- Aim of the task -
Please transcribe the data that follows without the pictures, keeping every word the same.

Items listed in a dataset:

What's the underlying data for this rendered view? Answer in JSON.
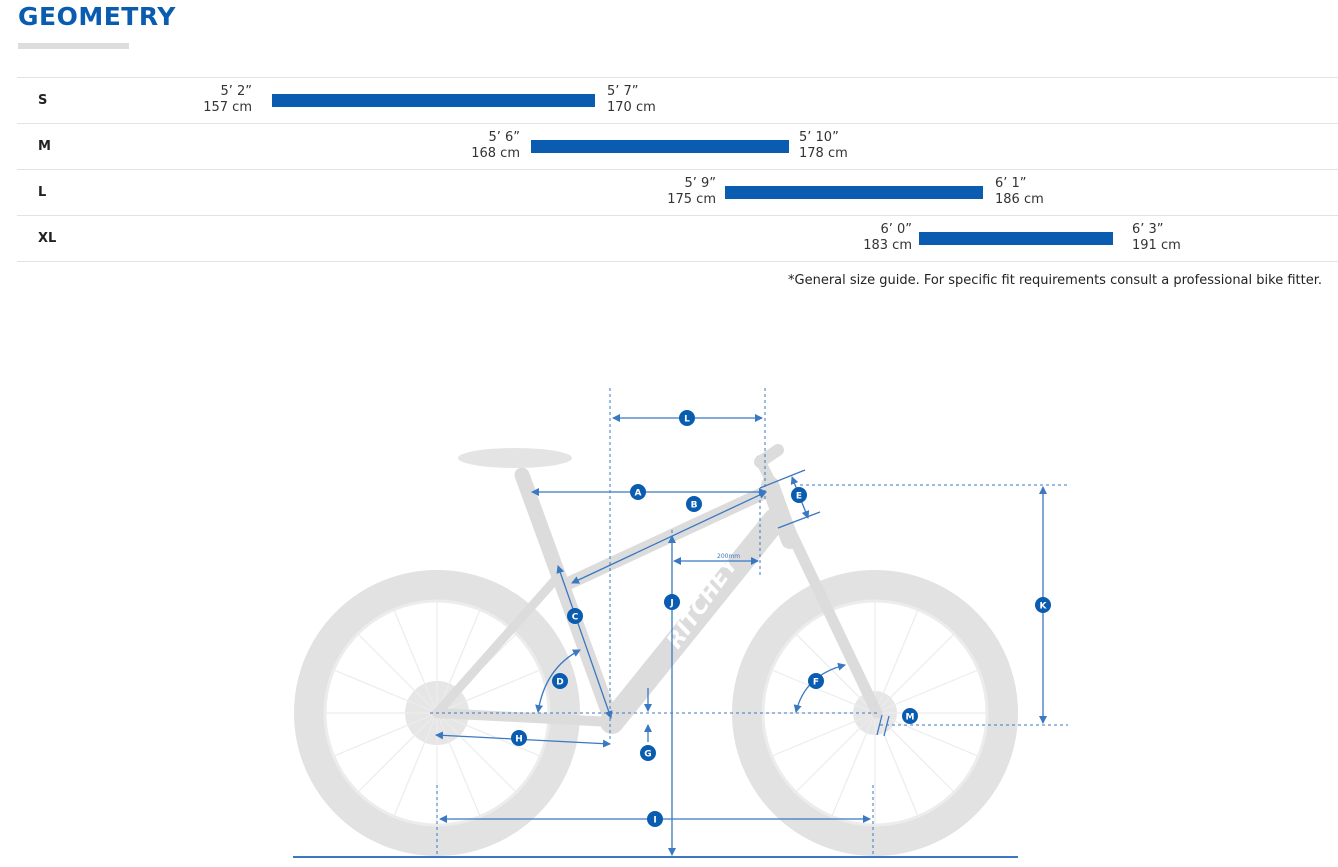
{
  "header": {
    "title": "GEOMETRY"
  },
  "size_guide": {
    "rows": [
      {
        "size": "S",
        "min_ft": "5’ 2”",
        "min_cm": "157 cm",
        "max_ft": "5’ 7”",
        "max_cm": "170 cm",
        "min_cm_value": 157,
        "max_cm_value": 170
      },
      {
        "size": "M",
        "min_ft": "5’ 6”",
        "min_cm": "168 cm",
        "max_ft": "5’ 10”",
        "max_cm": "178 cm",
        "min_cm_value": 168,
        "max_cm_value": 178
      },
      {
        "size": "L",
        "min_ft": "5’ 9”",
        "min_cm": "175 cm",
        "max_ft": "6’ 1”",
        "max_cm": "186 cm",
        "min_cm_value": 175,
        "max_cm_value": 186
      },
      {
        "size": "XL",
        "min_ft": "6’ 0”",
        "min_cm": "183 cm",
        "max_ft": "6’ 3”",
        "max_cm": "191 cm",
        "min_cm_value": 183,
        "max_cm_value": 191
      }
    ],
    "note": "*General size guide. For specific fit requirements consult a professional bike fitter."
  },
  "diagram": {
    "brand_text": "RITCHEY",
    "scale_label": "200mm",
    "markers": [
      "A",
      "B",
      "C",
      "D",
      "E",
      "F",
      "G",
      "H",
      "I",
      "J",
      "K",
      "L",
      "M"
    ],
    "colors": {
      "accent": "#0a5cb0",
      "frame": "#dcdcdc",
      "dim": "#3a78c2"
    }
  }
}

- Result -
What's the underlying data for this rendered view? Answer in JSON.
{
  "header": {
    "title": "GEOMETRY"
  },
  "size_guide": {
    "rows": [
      {
        "size": "S",
        "min_ft": "5’ 2”",
        "min_cm": "157 cm",
        "max_ft": "5’ 7”",
        "max_cm": "170 cm",
        "min_cm_value": 157,
        "max_cm_value": 170
      },
      {
        "size": "M",
        "min_ft": "5’ 6”",
        "min_cm": "168 cm",
        "max_ft": "5’ 10”",
        "max_cm": "178 cm",
        "min_cm_value": 168,
        "max_cm_value": 178
      },
      {
        "size": "L",
        "min_ft": "5’ 9”",
        "min_cm": "175 cm",
        "max_ft": "6’ 1”",
        "max_cm": "186 cm",
        "min_cm_value": 175,
        "max_cm_value": 186
      },
      {
        "size": "XL",
        "min_ft": "6’ 0”",
        "min_cm": "183 cm",
        "max_ft": "6’ 3”",
        "max_cm": "191 cm",
        "min_cm_value": 183,
        "max_cm_value": 191
      }
    ],
    "note": "*General size guide. For specific fit requirements consult a professional bike fitter."
  },
  "diagram": {
    "brand_text": "RITCHEY",
    "scale_label": "200mm",
    "markers": [
      "A",
      "B",
      "C",
      "D",
      "E",
      "F",
      "G",
      "H",
      "I",
      "J",
      "K",
      "L",
      "M"
    ],
    "colors": {
      "accent": "#0a5cb0",
      "frame": "#dcdcdc",
      "dim": "#3a78c2"
    }
  }
}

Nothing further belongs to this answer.